## WHAT IS REQUIRED
Copy out each line of the material below with no changes.

(Dataset entries)
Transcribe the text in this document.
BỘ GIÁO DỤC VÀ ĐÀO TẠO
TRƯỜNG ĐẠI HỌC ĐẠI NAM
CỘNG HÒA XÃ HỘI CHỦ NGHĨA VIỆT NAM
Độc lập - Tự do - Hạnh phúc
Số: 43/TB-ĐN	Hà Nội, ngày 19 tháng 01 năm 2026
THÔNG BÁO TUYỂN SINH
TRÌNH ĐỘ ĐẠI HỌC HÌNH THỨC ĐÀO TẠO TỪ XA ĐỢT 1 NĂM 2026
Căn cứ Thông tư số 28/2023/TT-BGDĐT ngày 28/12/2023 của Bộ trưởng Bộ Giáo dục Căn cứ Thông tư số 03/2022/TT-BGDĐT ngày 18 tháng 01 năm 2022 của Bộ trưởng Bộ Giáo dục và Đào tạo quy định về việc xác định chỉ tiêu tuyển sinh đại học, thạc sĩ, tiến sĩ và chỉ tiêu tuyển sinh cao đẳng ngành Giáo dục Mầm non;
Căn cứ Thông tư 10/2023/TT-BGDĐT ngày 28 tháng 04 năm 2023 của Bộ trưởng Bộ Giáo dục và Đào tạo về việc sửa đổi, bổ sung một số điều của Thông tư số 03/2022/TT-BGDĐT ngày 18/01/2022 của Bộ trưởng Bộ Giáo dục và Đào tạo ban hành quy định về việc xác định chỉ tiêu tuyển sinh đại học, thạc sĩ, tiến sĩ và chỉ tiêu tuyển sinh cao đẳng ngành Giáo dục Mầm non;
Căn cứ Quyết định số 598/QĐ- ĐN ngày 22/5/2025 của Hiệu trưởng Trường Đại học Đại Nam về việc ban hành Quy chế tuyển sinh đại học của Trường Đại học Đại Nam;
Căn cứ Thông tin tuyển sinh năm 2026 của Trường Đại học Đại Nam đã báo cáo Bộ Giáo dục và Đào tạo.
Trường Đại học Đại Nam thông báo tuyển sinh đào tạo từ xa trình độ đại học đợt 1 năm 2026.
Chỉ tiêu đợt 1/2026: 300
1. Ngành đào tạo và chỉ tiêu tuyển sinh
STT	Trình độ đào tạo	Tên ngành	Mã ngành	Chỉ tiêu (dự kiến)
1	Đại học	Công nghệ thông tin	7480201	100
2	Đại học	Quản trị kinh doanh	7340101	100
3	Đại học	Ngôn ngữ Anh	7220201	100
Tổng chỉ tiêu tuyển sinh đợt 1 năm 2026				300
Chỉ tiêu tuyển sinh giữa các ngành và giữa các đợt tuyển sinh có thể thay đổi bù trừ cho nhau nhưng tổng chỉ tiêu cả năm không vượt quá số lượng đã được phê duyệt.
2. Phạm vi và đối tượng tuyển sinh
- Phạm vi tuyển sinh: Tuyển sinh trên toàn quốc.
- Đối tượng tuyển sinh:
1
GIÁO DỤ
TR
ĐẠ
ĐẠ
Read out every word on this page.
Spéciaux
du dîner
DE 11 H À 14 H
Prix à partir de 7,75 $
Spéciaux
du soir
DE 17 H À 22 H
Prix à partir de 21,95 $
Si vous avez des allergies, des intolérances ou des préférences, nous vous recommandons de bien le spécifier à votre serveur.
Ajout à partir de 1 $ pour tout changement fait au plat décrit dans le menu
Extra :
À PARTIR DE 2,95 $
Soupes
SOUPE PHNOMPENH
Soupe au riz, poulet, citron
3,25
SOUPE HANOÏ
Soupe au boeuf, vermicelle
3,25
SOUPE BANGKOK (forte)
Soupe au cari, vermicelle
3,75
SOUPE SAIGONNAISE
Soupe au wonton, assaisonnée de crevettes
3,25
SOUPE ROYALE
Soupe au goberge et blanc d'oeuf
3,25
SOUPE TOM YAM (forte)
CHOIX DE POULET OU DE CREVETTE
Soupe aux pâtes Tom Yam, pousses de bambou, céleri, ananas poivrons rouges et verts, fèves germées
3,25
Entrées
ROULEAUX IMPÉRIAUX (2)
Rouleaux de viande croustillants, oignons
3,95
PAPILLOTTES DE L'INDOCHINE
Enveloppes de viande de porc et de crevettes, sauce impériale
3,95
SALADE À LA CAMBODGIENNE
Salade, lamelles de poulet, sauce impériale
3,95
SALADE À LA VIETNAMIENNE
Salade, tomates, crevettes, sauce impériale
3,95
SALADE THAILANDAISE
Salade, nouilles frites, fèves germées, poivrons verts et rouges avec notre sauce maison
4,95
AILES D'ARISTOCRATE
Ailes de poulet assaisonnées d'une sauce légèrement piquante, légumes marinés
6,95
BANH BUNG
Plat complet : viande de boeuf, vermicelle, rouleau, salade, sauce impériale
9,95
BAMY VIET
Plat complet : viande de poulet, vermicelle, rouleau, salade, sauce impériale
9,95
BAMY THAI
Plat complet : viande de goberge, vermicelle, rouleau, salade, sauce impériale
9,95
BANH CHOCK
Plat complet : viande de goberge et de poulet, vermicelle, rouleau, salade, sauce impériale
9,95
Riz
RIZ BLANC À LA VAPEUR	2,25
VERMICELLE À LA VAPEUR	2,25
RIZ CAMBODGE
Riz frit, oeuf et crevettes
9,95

## THE ANSWER
Transcribe the text in this document.
BỘ GIÁO DỤC VÀ ĐÀO TẠO
TRƯỜNG ĐẠI HỌC ĐẠI NAM
CỘNG HÒA XÃ HỘI CHỦ NGHĨA VIỆT NAM
Độc lập - Tự do - Hạnh phúc
Số: 43/TB-ĐN	Hà Nội, ngày 19 tháng 01 năm 2026
THÔNG BÁO TUYỂN SINH
TRÌNH ĐỘ ĐẠI HỌC HÌNH THỨC ĐÀO TẠO TỪ XA ĐỢT 1 NĂM 2026
Căn cứ Thông tư số 28/2023/TT-BGDĐT ngày 28/12/2023 của Bộ trưởng Bộ Giáo dục Căn cứ Thông tư số 03/2022/TT-BGDĐT ngày 18 tháng 01 năm 2022 của Bộ trưởng Bộ Giáo dục và Đào tạo quy định về việc xác định chỉ tiêu tuyển sinh đại học, thạc sĩ, tiến sĩ và chỉ tiêu tuyển sinh cao đẳng ngành Giáo dục Mầm non;
Căn cứ Thông tư 10/2023/TT-BGDĐT ngày 28 tháng 04 năm 2023 của Bộ trưởng Bộ Giáo dục và Đào tạo về việc sửa đổi, bổ sung một số điều của Thông tư số 03/2022/TT-BGDĐT ngày 18/01/2022 của Bộ trưởng Bộ Giáo dục và Đào tạo ban hành quy định về việc xác định chỉ tiêu tuyển sinh đại học, thạc sĩ, tiến sĩ và chỉ tiêu tuyển sinh cao đẳng ngành Giáo dục Mầm non;
Căn cứ Quyết định số 598/QĐ- ĐN ngày 22/5/2025 của Hiệu trưởng Trường Đại học Đại Nam về việc ban hành Quy chế tuyển sinh đại học của Trường Đại học Đại Nam;
Căn cứ Thông tin tuyển sinh năm 2026 của Trường Đại học Đại Nam đã báo cáo Bộ Giáo dục và Đào tạo.
Trường Đại học Đại Nam thông báo tuyển sinh đào tạo từ xa trình độ đại học đợt 1 năm 2026.
Chỉ tiêu đợt 1/2026: 300
1. Ngành đào tạo và chỉ tiêu tuyển sinh
STT	Trình độ đào tạo	Tên ngành	Mã ngành	Chỉ tiêu (dự kiến)
1	Đại học	Công nghệ thông tin	7480201	100
2	Đại học	Quản trị kinh doanh	7340101	100
3	Đại học	Ngôn ngữ Anh	7220201	100
Tổng chỉ tiêu tuyển sinh đợt 1 năm 2026				300
Chỉ tiêu tuyển sinh giữa các ngành và giữa các đợt tuyển sinh có thể thay đổi bù trừ cho nhau nhưng tổng chỉ tiêu cả năm không vượt quá số lượng đã được phê duyệt.
2. Phạm vi và đối tượng tuyển sinh
- Phạm vi tuyển sinh: Tuyển sinh trên toàn quốc.
- Đối tượng tuyển sinh:
1
GIÁO DỤ
TR
ĐẠ
ĐẠ
Read out every word on this page.
Spéciaux
du dîner
DE 11 H À 14 H
Prix à partir de 7,75 $
Spéciaux
du soir
DE 17 H À 22 H
Prix à partir de 21,95 $
Si vous avez des allergies, des intolérances ou des préférences, nous vous recommandons de bien le spécifier à votre serveur.
Ajout à partir de 1 $ pour tout changement fait au plat décrit dans le menu
Extra :
À PARTIR DE 2,95 $
Soupes
SOUPE PHNOMPENH
Soupe au riz, poulet, citron
3,25
SOUPE HANOÏ
Soupe au boeuf, vermicelle
3,25
SOUPE BANGKOK (forte)
Soupe au cari, vermicelle
3,75
SOUPE SAIGONNAISE
Soupe au wonton, assaisonnée de crevettes
3,25
SOUPE ROYALE
Soupe au goberge et blanc d'oeuf
3,25
SOUPE TOM YAM (forte)
CHOIX DE POULET OU DE CREVETTE
Soupe aux pâtes Tom Yam, pousses de bambou, céleri, ananas poivrons rouges et verts, fèves germées
3,25
Entrées
ROULEAUX IMPÉRIAUX (2)
Rouleaux de viande croustillants, oignons
3,95
PAPILLOTTES DE L'INDOCHINE
Enveloppes de viande de porc et de crevettes, sauce impériale
3,95
SALADE À LA CAMBODGIENNE
Salade, lamelles de poulet, sauce impériale
3,95
SALADE À LA VIETNAMIENNE
Salade, tomates, crevettes, sauce impériale
3,95
SALADE THAILANDAISE
Salade, nouilles frites, fèves germées, poivrons verts et rouges avec notre sauce maison
4,95
AILES D'ARISTOCRATE
Ailes de poulet assaisonnées d'une sauce légèrement piquante, légumes marinés
6,95
BANH BUNG
Plat complet : viande de boeuf, vermicelle, rouleau, salade, sauce impériale
9,95
BAMY VIET
Plat complet : viande de poulet, vermicelle, rouleau, salade, sauce impériale
9,95
BAMY THAI
Plat complet : viande de goberge, vermicelle, rouleau, salade, sauce impériale
9,95
BANH CHOCK
Plat complet : viande de goberge et de poulet, vermicelle, rouleau, salade, sauce impériale
9,95
Riz
RIZ BLANC À LA VAPEUR	2,25
VERMICELLE À LA VAPEUR	2,25
RIZ CAMBODGE
Riz frit, oeuf et crevettes
9,95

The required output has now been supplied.